>> START DATA FOR PROCESSING

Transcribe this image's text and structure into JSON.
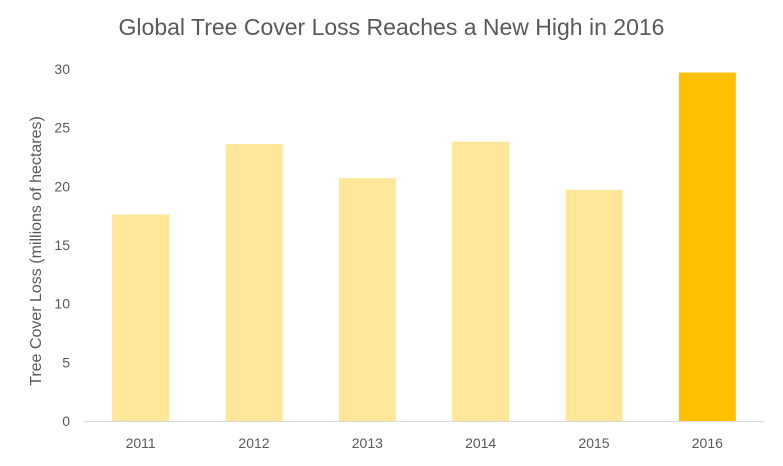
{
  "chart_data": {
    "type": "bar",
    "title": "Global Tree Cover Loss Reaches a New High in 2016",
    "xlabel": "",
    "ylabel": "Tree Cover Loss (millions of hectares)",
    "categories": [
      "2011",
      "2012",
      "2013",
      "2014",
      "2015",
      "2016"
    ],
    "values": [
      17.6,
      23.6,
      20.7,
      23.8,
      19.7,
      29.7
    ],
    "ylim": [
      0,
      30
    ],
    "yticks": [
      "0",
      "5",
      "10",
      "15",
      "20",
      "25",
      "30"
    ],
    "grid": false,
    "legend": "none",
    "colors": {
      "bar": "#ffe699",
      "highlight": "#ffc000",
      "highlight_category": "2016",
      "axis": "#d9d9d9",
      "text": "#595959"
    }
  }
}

>> END DATA FOR PROCESSING
>> START DATA FOR PROCESSING

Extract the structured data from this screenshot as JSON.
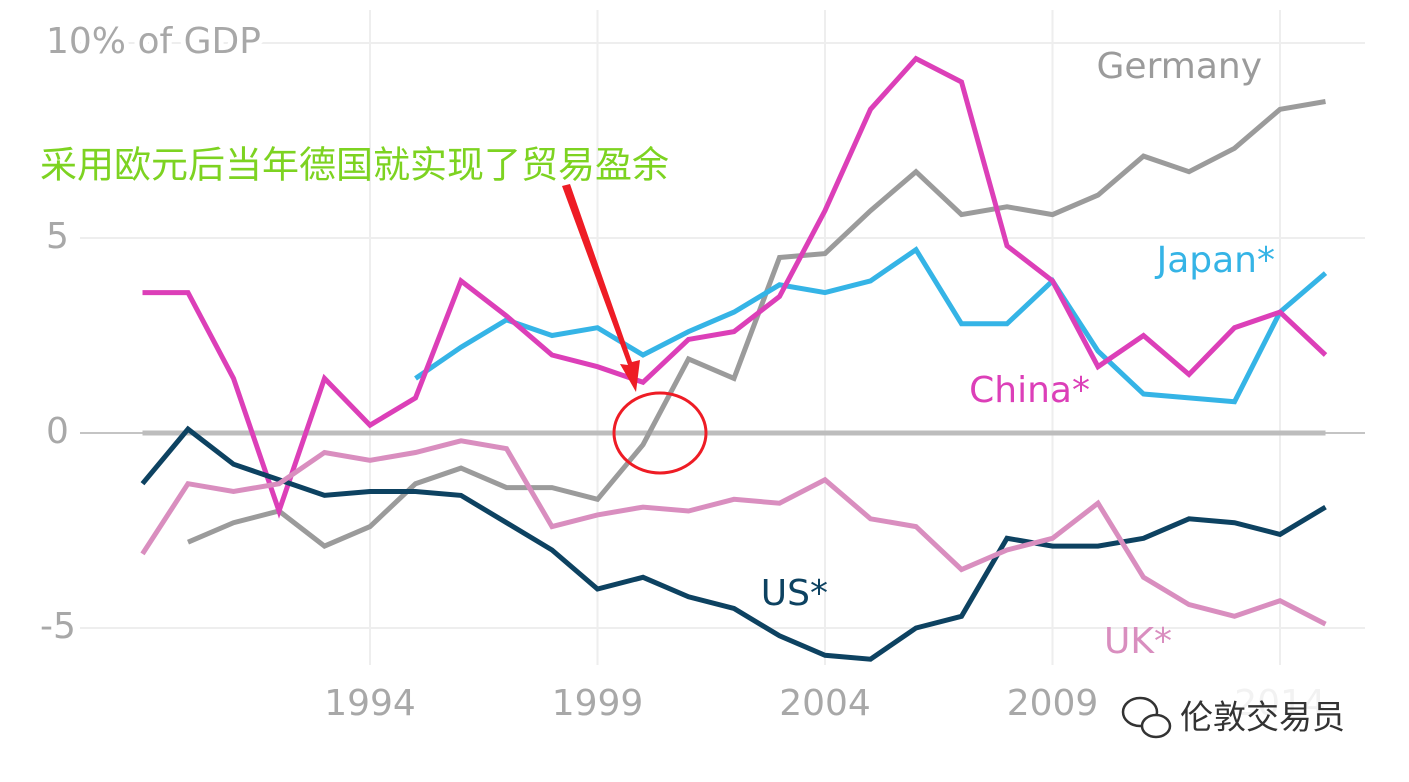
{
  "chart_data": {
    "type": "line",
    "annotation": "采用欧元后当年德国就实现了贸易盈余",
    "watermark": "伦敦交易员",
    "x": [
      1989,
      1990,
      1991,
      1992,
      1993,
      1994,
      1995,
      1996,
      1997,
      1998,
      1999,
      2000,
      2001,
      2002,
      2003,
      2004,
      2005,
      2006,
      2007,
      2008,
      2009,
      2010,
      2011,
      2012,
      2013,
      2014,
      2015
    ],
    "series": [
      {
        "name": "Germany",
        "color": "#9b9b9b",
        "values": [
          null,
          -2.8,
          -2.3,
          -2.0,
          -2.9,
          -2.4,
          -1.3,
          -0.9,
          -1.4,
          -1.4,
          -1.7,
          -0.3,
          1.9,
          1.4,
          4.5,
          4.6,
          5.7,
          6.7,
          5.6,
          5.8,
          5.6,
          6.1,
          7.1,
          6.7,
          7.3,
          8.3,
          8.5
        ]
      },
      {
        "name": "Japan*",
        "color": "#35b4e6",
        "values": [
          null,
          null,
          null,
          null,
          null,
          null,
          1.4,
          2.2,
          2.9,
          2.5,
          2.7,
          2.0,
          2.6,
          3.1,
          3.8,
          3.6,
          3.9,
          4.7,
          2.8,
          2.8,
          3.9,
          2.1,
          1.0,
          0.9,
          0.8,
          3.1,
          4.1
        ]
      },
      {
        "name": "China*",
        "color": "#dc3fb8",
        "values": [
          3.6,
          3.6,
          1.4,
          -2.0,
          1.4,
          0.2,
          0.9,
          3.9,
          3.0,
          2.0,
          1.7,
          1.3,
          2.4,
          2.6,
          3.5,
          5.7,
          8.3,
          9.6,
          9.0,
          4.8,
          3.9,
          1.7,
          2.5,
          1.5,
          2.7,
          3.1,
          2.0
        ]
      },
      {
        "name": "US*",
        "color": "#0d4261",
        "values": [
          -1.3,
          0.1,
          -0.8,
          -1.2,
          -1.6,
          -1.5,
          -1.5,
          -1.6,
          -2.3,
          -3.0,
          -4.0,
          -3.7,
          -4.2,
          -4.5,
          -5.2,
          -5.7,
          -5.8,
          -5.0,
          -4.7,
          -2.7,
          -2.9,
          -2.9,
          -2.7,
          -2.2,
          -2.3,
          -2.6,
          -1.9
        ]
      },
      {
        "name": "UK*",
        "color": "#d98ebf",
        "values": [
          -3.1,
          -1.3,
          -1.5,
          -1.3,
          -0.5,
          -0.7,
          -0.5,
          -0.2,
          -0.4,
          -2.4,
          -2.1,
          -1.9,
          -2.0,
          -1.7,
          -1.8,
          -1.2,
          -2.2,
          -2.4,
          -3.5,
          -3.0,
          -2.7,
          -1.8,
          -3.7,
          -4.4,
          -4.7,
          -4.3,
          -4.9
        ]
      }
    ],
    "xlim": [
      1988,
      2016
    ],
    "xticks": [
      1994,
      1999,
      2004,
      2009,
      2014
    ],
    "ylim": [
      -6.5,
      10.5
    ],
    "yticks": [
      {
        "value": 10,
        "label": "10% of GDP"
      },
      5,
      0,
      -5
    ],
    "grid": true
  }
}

>> END DATA FOR PROCESSING
>> START DATA FOR PROCESSING

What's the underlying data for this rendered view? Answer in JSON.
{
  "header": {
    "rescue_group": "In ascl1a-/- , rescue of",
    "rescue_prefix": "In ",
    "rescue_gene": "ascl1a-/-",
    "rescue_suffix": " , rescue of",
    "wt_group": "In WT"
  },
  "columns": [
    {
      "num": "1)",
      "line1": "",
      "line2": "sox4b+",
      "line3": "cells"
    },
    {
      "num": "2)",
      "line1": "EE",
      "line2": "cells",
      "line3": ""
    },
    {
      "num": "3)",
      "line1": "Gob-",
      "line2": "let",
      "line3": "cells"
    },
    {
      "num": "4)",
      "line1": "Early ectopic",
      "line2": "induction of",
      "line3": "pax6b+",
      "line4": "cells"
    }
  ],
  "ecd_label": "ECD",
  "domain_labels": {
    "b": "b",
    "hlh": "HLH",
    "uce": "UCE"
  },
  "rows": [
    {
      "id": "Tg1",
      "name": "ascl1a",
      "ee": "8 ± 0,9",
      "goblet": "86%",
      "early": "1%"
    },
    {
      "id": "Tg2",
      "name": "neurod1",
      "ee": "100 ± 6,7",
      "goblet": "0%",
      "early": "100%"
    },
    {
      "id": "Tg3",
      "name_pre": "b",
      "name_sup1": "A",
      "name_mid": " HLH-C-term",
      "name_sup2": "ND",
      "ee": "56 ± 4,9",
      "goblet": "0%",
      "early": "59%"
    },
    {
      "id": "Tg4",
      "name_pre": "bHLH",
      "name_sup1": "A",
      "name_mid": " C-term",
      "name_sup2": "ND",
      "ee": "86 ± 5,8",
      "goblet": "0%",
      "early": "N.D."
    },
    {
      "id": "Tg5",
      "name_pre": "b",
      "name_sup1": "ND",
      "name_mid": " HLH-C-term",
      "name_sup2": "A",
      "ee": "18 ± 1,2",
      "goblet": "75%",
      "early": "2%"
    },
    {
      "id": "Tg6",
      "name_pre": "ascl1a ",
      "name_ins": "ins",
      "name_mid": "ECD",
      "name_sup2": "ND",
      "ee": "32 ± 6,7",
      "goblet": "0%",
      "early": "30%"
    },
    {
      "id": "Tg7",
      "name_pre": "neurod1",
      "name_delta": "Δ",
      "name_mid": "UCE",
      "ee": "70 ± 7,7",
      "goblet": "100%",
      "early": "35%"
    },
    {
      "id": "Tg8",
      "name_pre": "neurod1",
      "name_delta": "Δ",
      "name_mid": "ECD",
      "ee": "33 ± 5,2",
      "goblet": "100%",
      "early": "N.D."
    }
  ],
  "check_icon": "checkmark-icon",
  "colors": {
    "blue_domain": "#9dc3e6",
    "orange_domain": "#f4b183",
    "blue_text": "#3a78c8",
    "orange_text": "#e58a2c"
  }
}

>> END DATA FOR PROCESSING

#### GIVEN EXERCISE
Copy and report every line where the word "cells" is present.

#### EXERCISE SOLUTION
      "line3": "cells"
      "line2": "cells",
      "line3": "cells"
      "line4": "cells"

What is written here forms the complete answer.